* _WHAT YOU WILL DO_
(1) Update the part of the passage on innate lymphoid cells that begins with the words containing "ILCs also play" and ends with "and the lungs.", replacing "gut-lung axis" with "lung-gut axis" and reproducing that part in full.
(2) List every reference number cited in parentheses in the passage on innate lymphoid cells.

* _PASSAGE PROVIDED_
%%

ILCs also play a significant role in the gut-lung axis. Evidence suggests that ILCs, especially ILC2s and ILC3s, can migrate between these sites reciprocally and modulate immune responses in respiratory diseases controlled by the gut microbiome (200, 201). For example, gut-derived ILCs can influence pulmonary inflammation and pathologies mediated via systemic circulation and possibly through microbial metabolites and cytokines across distant mucosal sites (202). γδ T-cells might also be implicated in mediating systemic immune responses that link GI health to pulmonary health by microbial metabolites or translocating microbes that can activate these cells (187, 203). Table 1 summarizes the phenotypic distribution of macrophages and DCs in the MALT of the gut and the lungs.

%%

* _ENTRIES PROVIDED_
%%

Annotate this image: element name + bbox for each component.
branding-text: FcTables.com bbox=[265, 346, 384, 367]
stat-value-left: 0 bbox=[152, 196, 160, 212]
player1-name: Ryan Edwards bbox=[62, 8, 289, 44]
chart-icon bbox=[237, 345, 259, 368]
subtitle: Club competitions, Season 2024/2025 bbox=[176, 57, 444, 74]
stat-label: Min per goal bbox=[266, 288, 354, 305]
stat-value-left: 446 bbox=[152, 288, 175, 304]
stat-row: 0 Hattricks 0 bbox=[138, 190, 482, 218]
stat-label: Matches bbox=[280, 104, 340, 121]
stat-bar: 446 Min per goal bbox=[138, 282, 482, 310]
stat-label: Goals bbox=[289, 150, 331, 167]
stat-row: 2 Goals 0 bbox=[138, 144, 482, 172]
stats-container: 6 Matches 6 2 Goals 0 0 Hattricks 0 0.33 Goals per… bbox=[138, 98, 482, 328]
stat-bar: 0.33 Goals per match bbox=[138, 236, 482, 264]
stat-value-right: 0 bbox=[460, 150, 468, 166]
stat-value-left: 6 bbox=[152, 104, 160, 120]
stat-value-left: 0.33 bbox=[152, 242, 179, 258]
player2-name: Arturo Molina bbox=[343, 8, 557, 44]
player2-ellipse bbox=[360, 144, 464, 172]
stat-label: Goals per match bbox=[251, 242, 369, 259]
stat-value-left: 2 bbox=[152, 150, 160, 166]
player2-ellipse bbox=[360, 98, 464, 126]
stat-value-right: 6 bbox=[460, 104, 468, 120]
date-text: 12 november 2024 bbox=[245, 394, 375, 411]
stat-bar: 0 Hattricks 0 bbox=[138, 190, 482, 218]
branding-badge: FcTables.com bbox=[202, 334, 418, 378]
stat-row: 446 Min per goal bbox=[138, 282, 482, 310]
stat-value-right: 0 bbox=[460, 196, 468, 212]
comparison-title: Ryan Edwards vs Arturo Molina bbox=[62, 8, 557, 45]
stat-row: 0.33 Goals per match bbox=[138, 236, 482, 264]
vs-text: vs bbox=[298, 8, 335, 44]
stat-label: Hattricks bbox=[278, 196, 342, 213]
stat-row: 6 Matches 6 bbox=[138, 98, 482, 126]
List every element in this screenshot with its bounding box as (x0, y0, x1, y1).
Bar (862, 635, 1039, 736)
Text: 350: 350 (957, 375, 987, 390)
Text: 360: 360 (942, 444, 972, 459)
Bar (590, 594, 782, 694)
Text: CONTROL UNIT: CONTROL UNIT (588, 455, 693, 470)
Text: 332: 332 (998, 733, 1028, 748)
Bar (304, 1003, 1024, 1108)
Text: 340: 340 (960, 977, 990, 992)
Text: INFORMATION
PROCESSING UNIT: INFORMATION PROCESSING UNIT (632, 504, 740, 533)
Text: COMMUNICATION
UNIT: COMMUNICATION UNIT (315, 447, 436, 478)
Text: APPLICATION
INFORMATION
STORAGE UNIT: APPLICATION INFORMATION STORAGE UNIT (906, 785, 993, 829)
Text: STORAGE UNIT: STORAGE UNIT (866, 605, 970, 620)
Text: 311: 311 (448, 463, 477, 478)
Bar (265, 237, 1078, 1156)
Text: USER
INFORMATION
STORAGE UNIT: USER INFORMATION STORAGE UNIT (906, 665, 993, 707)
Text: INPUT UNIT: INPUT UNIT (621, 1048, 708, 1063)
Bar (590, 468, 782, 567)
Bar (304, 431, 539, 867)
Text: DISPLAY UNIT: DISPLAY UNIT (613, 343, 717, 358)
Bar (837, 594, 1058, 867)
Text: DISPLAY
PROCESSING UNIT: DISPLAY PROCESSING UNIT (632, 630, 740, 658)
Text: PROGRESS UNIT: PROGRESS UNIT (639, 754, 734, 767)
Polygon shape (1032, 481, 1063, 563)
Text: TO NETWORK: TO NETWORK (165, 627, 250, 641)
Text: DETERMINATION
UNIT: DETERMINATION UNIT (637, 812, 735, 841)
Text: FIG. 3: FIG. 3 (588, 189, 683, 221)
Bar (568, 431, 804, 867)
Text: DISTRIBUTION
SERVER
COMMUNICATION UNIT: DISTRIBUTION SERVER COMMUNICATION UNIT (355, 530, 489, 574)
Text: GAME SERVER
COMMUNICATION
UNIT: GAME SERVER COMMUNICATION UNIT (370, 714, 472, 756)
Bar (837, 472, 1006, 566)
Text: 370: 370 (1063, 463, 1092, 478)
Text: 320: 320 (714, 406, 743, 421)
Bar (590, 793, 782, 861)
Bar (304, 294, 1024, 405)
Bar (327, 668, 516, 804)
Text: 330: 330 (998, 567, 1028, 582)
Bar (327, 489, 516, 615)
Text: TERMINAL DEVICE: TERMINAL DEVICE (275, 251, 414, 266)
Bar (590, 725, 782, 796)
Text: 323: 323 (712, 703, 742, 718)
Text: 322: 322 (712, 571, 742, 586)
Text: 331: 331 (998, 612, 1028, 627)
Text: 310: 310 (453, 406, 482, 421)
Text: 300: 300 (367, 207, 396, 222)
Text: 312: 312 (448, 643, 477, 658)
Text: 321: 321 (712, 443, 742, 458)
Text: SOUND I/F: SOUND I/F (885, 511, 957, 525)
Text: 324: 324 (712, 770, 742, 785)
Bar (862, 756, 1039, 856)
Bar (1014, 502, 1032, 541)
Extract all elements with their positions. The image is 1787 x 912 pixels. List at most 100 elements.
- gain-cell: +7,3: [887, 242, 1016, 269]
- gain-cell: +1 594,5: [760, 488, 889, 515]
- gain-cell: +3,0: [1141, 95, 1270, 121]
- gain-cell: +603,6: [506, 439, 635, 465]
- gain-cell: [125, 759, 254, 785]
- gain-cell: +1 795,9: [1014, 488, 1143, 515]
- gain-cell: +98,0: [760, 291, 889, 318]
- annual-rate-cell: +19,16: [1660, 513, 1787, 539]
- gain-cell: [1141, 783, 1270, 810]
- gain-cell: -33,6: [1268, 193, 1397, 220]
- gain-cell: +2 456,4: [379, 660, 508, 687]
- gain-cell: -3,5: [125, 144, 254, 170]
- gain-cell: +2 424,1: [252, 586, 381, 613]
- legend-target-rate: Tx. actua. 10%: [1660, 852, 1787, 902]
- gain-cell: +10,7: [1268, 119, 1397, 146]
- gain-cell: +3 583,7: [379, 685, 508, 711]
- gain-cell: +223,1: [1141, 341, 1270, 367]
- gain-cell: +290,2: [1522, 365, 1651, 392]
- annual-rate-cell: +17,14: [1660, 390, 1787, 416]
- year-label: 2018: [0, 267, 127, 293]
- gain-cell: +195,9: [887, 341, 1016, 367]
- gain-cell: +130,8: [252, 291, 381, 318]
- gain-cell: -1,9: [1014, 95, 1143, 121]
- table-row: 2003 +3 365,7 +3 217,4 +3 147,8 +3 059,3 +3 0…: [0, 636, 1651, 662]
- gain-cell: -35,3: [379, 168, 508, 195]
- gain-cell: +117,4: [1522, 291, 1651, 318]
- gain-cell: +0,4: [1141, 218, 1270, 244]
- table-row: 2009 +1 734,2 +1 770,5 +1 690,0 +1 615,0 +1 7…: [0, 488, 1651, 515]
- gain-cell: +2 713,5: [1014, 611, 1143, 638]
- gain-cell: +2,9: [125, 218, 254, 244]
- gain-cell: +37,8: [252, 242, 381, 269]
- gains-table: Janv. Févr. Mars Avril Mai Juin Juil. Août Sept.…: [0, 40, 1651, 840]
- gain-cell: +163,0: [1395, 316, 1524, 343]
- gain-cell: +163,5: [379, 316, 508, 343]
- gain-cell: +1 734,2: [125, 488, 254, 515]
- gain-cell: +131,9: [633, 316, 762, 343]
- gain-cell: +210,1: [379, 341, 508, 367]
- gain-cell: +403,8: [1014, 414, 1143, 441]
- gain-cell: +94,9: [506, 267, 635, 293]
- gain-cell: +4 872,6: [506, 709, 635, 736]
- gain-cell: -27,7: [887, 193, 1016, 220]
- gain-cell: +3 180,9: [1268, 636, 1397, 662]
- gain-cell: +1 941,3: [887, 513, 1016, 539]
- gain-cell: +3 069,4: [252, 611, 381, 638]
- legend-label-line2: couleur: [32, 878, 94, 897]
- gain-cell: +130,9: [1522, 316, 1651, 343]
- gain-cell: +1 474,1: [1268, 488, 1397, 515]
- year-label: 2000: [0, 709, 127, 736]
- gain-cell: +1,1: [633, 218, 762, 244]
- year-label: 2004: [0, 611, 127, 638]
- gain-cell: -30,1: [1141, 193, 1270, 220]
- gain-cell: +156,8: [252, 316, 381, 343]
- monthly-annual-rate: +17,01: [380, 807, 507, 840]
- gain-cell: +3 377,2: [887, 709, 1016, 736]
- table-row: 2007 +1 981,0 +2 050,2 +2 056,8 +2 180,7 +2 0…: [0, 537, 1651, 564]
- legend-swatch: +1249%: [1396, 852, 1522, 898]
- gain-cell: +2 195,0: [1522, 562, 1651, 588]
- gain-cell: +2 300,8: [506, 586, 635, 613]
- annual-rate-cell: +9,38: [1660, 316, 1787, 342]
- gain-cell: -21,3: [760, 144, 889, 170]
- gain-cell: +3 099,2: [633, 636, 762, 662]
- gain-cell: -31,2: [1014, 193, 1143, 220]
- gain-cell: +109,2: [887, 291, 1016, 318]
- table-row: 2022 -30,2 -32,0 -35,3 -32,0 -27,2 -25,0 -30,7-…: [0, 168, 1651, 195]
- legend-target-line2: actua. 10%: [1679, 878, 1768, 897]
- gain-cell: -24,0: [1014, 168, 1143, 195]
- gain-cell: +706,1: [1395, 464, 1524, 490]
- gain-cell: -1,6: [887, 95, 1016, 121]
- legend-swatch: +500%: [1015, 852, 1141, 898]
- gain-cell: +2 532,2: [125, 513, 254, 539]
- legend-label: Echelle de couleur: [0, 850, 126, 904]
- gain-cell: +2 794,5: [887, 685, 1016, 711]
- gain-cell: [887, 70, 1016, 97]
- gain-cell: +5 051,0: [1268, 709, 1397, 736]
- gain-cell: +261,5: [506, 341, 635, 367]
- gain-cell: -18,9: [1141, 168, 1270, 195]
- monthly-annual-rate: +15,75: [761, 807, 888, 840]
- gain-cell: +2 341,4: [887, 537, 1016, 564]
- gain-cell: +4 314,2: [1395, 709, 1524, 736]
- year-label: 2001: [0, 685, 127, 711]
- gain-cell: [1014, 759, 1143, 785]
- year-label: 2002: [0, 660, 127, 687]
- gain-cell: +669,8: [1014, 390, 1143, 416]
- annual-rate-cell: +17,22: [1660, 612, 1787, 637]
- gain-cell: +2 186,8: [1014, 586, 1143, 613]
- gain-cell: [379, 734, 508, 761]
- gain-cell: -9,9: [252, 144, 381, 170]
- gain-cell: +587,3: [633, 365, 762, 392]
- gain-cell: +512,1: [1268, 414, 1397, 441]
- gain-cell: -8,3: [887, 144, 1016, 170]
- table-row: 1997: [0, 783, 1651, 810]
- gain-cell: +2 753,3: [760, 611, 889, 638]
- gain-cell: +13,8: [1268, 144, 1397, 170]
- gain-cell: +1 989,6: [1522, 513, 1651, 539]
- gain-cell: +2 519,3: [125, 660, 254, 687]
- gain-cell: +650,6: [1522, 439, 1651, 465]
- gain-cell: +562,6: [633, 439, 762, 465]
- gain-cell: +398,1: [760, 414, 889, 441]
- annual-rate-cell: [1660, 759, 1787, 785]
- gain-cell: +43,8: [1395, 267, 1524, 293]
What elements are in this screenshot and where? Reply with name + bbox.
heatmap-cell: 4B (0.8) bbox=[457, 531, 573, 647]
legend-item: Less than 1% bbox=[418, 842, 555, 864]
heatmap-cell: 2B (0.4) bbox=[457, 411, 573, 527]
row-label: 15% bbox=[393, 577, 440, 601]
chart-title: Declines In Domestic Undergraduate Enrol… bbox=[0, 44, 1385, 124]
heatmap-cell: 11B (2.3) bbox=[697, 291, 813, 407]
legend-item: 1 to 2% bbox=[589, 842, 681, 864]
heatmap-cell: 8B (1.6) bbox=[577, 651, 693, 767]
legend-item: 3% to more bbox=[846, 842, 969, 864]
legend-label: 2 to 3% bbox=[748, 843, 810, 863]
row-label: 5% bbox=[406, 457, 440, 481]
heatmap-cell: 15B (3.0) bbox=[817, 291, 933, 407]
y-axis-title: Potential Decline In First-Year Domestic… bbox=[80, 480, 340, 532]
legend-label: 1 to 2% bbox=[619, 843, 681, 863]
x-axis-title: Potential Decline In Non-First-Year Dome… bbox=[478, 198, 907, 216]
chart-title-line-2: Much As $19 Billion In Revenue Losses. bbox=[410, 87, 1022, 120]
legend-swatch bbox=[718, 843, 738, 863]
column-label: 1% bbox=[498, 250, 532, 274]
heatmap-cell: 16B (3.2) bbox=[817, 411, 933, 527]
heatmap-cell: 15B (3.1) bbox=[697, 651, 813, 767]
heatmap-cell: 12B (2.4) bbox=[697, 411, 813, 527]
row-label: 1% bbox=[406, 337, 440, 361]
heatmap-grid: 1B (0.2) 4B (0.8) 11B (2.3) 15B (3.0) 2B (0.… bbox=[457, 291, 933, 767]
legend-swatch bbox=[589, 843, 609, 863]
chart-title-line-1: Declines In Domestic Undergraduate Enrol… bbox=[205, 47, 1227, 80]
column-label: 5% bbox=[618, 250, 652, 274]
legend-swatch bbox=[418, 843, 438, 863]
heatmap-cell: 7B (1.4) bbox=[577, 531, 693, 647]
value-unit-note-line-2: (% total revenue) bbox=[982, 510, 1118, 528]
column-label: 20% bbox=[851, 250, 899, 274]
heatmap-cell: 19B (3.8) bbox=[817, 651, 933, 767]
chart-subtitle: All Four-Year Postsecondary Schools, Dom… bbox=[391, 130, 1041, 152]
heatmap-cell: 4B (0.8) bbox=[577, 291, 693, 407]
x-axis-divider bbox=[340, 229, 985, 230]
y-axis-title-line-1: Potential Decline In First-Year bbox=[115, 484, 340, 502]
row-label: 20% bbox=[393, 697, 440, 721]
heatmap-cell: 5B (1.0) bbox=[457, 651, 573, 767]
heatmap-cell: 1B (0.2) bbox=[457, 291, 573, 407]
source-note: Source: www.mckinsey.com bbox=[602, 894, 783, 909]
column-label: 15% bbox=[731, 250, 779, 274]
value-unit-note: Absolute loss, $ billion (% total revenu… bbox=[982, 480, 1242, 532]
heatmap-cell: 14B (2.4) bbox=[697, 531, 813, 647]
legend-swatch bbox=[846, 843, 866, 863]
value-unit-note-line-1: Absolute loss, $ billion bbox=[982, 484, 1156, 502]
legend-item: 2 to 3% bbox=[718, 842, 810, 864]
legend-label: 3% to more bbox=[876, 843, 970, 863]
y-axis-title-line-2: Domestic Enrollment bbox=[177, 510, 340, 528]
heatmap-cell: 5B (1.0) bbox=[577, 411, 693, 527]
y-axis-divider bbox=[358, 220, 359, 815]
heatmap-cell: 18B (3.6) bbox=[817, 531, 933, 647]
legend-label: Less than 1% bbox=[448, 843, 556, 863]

%%

* _OUTPUTS IN ORDER_
(1)
ILCs also play a significant role in the lung-gut axis. Evidence suggests that ILCs, especially ILC2s and ILC3s, can migrate between these sites reciprocally and modulate immune responses in respiratory diseases controlled by the gut microbiome (200, 201). For example, gut-derived ILCs can influence pulmonary inflammation and pathologies mediated via systemic circulation and possibly through microbial metabolites and cytokines across distant mucosal sites (202). γδ T-cells might also be implicated in mediating systemic immune responses that link GI health to pulmonary health by microbial metabolites or translocating microbes that can activate these cells (187, 203). Table 1 summarizes the phenotypic distribution of macrophages and DCs in the MALT of the gut and the lungs.

(2) 200, 201, 202, 187, 203